• [Directions for this task]:
Copy every record word for word.

## begin Supplied material

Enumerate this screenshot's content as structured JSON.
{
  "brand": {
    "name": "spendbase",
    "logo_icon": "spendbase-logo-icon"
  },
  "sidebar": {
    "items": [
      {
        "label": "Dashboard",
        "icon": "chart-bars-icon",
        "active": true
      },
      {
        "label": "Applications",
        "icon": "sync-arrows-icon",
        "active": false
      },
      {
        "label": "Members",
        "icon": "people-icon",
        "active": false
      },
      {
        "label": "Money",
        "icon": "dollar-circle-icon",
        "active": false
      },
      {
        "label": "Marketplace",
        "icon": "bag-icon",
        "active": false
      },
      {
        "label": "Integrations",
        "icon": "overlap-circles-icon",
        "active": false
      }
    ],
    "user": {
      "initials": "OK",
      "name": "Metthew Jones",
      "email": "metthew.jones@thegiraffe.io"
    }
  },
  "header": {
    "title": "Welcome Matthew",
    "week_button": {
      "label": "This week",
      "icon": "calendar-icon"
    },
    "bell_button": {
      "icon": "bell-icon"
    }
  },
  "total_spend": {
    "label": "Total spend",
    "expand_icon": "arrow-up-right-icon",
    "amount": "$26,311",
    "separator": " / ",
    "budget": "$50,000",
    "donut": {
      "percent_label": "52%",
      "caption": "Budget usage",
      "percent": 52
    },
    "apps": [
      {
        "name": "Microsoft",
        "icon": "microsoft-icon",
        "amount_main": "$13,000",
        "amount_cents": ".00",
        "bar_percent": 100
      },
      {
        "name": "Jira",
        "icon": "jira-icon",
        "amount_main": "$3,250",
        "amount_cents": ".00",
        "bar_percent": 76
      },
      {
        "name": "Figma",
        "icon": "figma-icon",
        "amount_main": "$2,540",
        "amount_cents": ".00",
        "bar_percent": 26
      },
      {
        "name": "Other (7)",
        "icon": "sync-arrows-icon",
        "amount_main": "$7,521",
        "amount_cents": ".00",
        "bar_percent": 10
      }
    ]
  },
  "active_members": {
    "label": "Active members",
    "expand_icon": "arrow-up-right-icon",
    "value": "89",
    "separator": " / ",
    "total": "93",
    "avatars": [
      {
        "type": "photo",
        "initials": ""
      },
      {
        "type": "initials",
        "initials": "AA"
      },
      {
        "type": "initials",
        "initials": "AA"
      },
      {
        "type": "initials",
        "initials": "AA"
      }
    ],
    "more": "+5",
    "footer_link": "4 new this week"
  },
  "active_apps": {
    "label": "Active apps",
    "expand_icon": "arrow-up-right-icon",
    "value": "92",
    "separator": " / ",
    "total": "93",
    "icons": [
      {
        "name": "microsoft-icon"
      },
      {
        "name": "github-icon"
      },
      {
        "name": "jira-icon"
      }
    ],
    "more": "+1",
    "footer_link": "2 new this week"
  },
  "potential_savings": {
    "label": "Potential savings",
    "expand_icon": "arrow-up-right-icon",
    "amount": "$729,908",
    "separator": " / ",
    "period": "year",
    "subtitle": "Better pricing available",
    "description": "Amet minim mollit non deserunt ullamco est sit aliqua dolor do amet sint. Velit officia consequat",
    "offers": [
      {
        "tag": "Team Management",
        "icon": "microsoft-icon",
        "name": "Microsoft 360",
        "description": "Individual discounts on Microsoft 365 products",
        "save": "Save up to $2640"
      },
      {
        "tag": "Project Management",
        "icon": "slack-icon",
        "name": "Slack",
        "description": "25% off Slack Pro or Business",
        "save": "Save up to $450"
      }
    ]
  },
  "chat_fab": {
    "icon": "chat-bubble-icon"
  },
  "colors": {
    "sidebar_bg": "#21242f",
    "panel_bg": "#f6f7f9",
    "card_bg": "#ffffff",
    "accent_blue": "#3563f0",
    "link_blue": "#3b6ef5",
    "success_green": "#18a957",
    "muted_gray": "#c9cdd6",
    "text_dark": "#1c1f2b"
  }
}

## end Supplied material

• [Result for this exercise]:
Enumerate this screenshot's content as structured JSON.
{
  "brand": {
    "name": "spendbase",
    "logo_icon": "spendbase-logo-icon"
  },
  "sidebar": {
    "items": [
      {
        "label": "Dashboard",
        "icon": "chart-bars-icon",
        "active": true
      },
      {
        "label": "Applications",
        "icon": "sync-arrows-icon",
        "active": false
      },
      {
        "label": "Members",
        "icon": "people-icon",
        "active": false
      },
      {
        "label": "Money",
        "icon": "dollar-circle-icon",
        "active": false
      },
      {
        "label": "Marketplace",
        "icon": "bag-icon",
        "active": false
      },
      {
        "label": "Integrations",
        "icon": "overlap-circles-icon",
        "active": false
      }
    ],
    "user": {
      "initials": "OK",
      "name": "Metthew Jones",
      "email": "metthew.jones@thegiraffe.io"
    }
  },
  "header": {
    "title": "Welcome Matthew",
    "week_button": {
      "label": "This week",
      "icon": "calendar-icon"
    },
    "bell_button": {
      "icon": "bell-icon"
    }
  },
  "total_spend": {
    "label": "Total spend",
    "expand_icon": "arrow-up-right-icon",
    "amount": "$26,311",
    "separator": " / ",
    "budget": "$50,000",
    "donut": {
      "percent_label": "52%",
      "caption": "Budget usage",
      "percent": 52
    },
    "apps": [
      {
        "name": "Microsoft",
        "icon": "microsoft-icon",
        "amount_main": "$13,000",
        "amount_cents": ".00",
        "bar_percent": 100
      },
      {
        "name": "Jira",
        "icon": "jira-icon",
        "amount_main": "$3,250",
        "amount_cents": ".00",
        "bar_percent": 76
      },
      {
        "name": "Figma",
        "icon": "figma-icon",
        "amount_main": "$2,540",
        "amount_cents": ".00",
        "bar_percent": 26
      },
      {
        "name": "Other (7)",
        "icon": "sync-arrows-icon",
        "amount_main": "$7,521",
        "amount_cents": ".00",
        "bar_percent": 10
      }
    ]
  },
  "active_members": {
    "label": "Active members",
    "expand_icon": "arrow-up-right-icon",
    "value": "89",
    "separator": " / ",
    "total": "93",
    "avatars": [
      {
        "type": "photo",
        "initials": ""
      },
      {
        "type": "initials",
        "initials": "AA"
      },
      {
        "type": "initials",
        "initials": "AA"
      },
      {
        "type": "initials",
        "initials": "AA"
      }
    ],
    "more": "+5",
    "footer_link": "4 new this week"
  },
  "active_apps": {
    "label": "Active apps",
    "expand_icon": "arrow-up-right-icon",
    "value": "92",
    "separator": " / ",
    "total": "93",
    "icons": [
      {
        "name": "microsoft-icon"
      },
      {
        "name": "github-icon"
      },
      {
        "name": "jira-icon"
      }
    ],
    "more": "+1",
    "footer_link": "2 new this week"
  },
  "potential_savings": {
    "label": "Potential savings",
    "expand_icon": "arrow-up-right-icon",
    "amount": "$729,908",
    "separator": " / ",
    "period": "year",
    "subtitle": "Better pricing available",
    "description": "Amet minim mollit non deserunt ullamco est sit aliqua dolor do amet sint. Velit officia consequat",
    "offers": [
      {
        "tag": "Team Management",
        "icon": "microsoft-icon",
        "name": "Microsoft 360",
        "description": "Individual discounts on Microsoft 365 products",
        "save": "Save up to $2640"
      },
      {
        "tag": "Project Management",
        "icon": "slack-icon",
        "name": "Slack",
        "description": "25% off Slack Pro or Business",
        "save": "Save up to $450"
      }
    ]
  },
  "chat_fab": {
    "icon": "chat-bubble-icon"
  },
  "colors": {
    "sidebar_bg": "#21242f",
    "panel_bg": "#f6f7f9",
    "card_bg": "#ffffff",
    "accent_blue": "#3563f0",
    "link_blue": "#3b6ef5",
    "success_green": "#18a957",
    "muted_gray": "#c9cdd6",
    "text_dark": "#1c1f2b"
  }
}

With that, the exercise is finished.